### WRITTEN INSTRUCTION
Rewrite the rows below with every occurrence of "Point" renamed to "Marker", leaving everything else unchanged.

Box annotation data
● ● ● ● ●

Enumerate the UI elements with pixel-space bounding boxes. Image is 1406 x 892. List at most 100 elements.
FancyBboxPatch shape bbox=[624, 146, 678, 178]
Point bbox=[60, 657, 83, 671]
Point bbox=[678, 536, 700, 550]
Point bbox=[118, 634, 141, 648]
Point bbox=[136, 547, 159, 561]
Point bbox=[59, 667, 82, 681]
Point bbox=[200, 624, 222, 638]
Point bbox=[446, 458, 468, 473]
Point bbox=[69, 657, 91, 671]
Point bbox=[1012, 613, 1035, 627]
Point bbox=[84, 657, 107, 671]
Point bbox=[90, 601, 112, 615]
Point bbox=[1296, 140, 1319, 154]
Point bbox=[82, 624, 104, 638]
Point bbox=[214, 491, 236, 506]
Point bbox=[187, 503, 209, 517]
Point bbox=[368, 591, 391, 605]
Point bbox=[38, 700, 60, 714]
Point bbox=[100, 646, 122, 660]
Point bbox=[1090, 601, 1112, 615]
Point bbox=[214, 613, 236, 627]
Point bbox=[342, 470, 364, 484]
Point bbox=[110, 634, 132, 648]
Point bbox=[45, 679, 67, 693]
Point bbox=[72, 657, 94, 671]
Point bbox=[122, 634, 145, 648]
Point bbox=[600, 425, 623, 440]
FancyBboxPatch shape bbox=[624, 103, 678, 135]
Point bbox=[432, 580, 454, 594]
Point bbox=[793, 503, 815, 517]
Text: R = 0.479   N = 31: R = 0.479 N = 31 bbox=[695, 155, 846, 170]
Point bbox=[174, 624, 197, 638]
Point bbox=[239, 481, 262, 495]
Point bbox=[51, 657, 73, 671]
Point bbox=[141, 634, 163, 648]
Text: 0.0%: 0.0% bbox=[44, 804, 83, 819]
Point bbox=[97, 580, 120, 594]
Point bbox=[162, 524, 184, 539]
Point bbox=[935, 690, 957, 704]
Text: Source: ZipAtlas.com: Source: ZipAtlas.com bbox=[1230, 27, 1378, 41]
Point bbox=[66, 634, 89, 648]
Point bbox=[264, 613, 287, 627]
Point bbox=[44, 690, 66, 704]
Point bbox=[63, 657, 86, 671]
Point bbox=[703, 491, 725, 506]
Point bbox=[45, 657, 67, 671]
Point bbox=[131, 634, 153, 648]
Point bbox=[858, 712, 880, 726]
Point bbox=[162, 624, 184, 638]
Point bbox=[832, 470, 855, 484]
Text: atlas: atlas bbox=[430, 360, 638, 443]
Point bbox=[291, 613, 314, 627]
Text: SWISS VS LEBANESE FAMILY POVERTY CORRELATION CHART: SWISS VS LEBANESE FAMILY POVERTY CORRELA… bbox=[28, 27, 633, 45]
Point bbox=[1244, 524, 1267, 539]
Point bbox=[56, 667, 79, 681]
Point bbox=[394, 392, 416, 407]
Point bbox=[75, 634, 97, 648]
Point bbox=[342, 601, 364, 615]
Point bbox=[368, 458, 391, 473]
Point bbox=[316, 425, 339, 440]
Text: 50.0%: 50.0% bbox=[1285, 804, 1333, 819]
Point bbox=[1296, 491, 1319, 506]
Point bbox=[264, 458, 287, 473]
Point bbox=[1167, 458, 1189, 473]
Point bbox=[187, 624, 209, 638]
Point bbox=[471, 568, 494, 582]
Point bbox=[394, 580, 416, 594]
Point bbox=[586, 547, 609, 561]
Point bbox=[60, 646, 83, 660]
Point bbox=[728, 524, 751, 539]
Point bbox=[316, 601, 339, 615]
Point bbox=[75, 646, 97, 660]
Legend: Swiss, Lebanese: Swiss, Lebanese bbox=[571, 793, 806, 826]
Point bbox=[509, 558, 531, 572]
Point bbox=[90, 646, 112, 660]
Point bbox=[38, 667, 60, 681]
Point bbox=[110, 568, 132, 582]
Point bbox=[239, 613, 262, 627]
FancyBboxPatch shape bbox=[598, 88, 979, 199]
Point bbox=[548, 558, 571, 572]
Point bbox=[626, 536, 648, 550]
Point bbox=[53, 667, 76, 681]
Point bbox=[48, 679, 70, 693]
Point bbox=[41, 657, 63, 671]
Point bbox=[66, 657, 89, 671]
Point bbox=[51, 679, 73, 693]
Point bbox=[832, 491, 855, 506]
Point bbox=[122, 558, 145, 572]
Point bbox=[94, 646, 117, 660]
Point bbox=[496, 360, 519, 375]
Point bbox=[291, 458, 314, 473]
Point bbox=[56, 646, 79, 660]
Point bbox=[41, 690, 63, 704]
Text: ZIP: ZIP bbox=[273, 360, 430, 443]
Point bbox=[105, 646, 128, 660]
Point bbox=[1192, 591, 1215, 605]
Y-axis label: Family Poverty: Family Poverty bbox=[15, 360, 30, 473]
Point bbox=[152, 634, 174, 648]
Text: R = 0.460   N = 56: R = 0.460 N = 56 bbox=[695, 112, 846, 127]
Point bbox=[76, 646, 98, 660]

● ● ● ● ●

### CORRECT OUTPUT
Enumerate the UI elements with pixel-space bounding boxes. Image is 1406 x 892. List at most 100 elements.
FancyBboxPatch shape bbox=[624, 146, 678, 178]
Marker bbox=[60, 657, 83, 671]
Marker bbox=[678, 536, 700, 550]
Marker bbox=[118, 634, 141, 648]
Marker bbox=[136, 547, 159, 561]
Marker bbox=[59, 667, 82, 681]
Marker bbox=[200, 624, 222, 638]
Marker bbox=[446, 458, 468, 473]
Marker bbox=[69, 657, 91, 671]
Marker bbox=[1012, 613, 1035, 627]
Marker bbox=[84, 657, 107, 671]
Marker bbox=[90, 601, 112, 615]
Marker bbox=[1296, 140, 1319, 154]
Marker bbox=[82, 624, 104, 638]
Marker bbox=[214, 491, 236, 506]
Marker bbox=[187, 503, 209, 517]
Marker bbox=[368, 591, 391, 605]
Marker bbox=[38, 700, 60, 714]
Marker bbox=[100, 646, 122, 660]
Marker bbox=[1090, 601, 1112, 615]
Marker bbox=[214, 613, 236, 627]
Marker bbox=[342, 470, 364, 484]
Marker bbox=[110, 634, 132, 648]
Marker bbox=[45, 679, 67, 693]
Marker bbox=[72, 657, 94, 671]
Marker bbox=[122, 634, 145, 648]
Marker bbox=[600, 425, 623, 440]
FancyBboxPatch shape bbox=[624, 103, 678, 135]
Marker bbox=[432, 580, 454, 594]
Marker bbox=[793, 503, 815, 517]
Text: R = 0.479   N = 31: R = 0.479 N = 31 bbox=[695, 155, 846, 170]
Marker bbox=[174, 624, 197, 638]
Marker bbox=[239, 481, 262, 495]
Marker bbox=[51, 657, 73, 671]
Marker bbox=[141, 634, 163, 648]
Text: 0.0%: 0.0% bbox=[44, 804, 83, 819]
Marker bbox=[97, 580, 120, 594]
Marker bbox=[162, 524, 184, 539]
Marker bbox=[935, 690, 957, 704]
Text: Source: ZipAtlas.com: Source: ZipAtlas.com bbox=[1230, 27, 1378, 41]
Marker bbox=[66, 634, 89, 648]
Marker bbox=[264, 613, 287, 627]
Marker bbox=[44, 690, 66, 704]
Marker bbox=[63, 657, 86, 671]
Marker bbox=[703, 491, 725, 506]
Marker bbox=[45, 657, 67, 671]
Marker bbox=[131, 634, 153, 648]
Marker bbox=[858, 712, 880, 726]
Marker bbox=[162, 624, 184, 638]
Marker bbox=[832, 470, 855, 484]
Text: atlas: atlas bbox=[430, 360, 638, 443]
Marker bbox=[291, 613, 314, 627]
Text: SWISS VS LEBANESE FAMILY POVERTY CORRELATION CHART: SWISS VS LEBANESE FAMILY POVERTY CORRELA… bbox=[28, 27, 633, 45]
Marker bbox=[1244, 524, 1267, 539]
Marker bbox=[56, 667, 79, 681]
Marker bbox=[394, 392, 416, 407]
Marker bbox=[75, 634, 97, 648]
Marker bbox=[342, 601, 364, 615]
Marker bbox=[368, 458, 391, 473]
Marker bbox=[316, 425, 339, 440]
Text: 50.0%: 50.0% bbox=[1285, 804, 1333, 819]
Marker bbox=[1296, 491, 1319, 506]
Marker bbox=[264, 458, 287, 473]
Marker bbox=[1167, 458, 1189, 473]
Marker bbox=[187, 624, 209, 638]
Marker bbox=[471, 568, 494, 582]
Marker bbox=[394, 580, 416, 594]
Marker bbox=[586, 547, 609, 561]
Marker bbox=[60, 646, 83, 660]
Marker bbox=[728, 524, 751, 539]
Marker bbox=[316, 601, 339, 615]
Marker bbox=[75, 646, 97, 660]
Legend: Swiss, Lebanese: Swiss, Lebanese bbox=[571, 793, 806, 826]
Marker bbox=[509, 558, 531, 572]
Marker bbox=[90, 646, 112, 660]
Marker bbox=[38, 667, 60, 681]
Marker bbox=[110, 568, 132, 582]
Marker bbox=[239, 613, 262, 627]
FancyBboxPatch shape bbox=[598, 88, 979, 199]
Marker bbox=[548, 558, 571, 572]
Marker bbox=[626, 536, 648, 550]
Marker bbox=[53, 667, 76, 681]
Marker bbox=[48, 679, 70, 693]
Marker bbox=[41, 657, 63, 671]
Marker bbox=[66, 657, 89, 671]
Marker bbox=[51, 679, 73, 693]
Marker bbox=[832, 491, 855, 506]
Marker bbox=[122, 558, 145, 572]
Marker bbox=[94, 646, 117, 660]
Marker bbox=[496, 360, 519, 375]
Marker bbox=[291, 458, 314, 473]
Marker bbox=[56, 646, 79, 660]
Marker bbox=[41, 690, 63, 704]
Text: ZIP: ZIP bbox=[273, 360, 430, 443]
Marker bbox=[105, 646, 128, 660]
Marker bbox=[1192, 591, 1215, 605]
Y-axis label: Family Poverty: Family Poverty bbox=[15, 360, 30, 473]
Marker bbox=[152, 634, 174, 648]
Text: R = 0.460   N = 56: R = 0.460 N = 56 bbox=[695, 112, 846, 127]
Marker bbox=[76, 646, 98, 660]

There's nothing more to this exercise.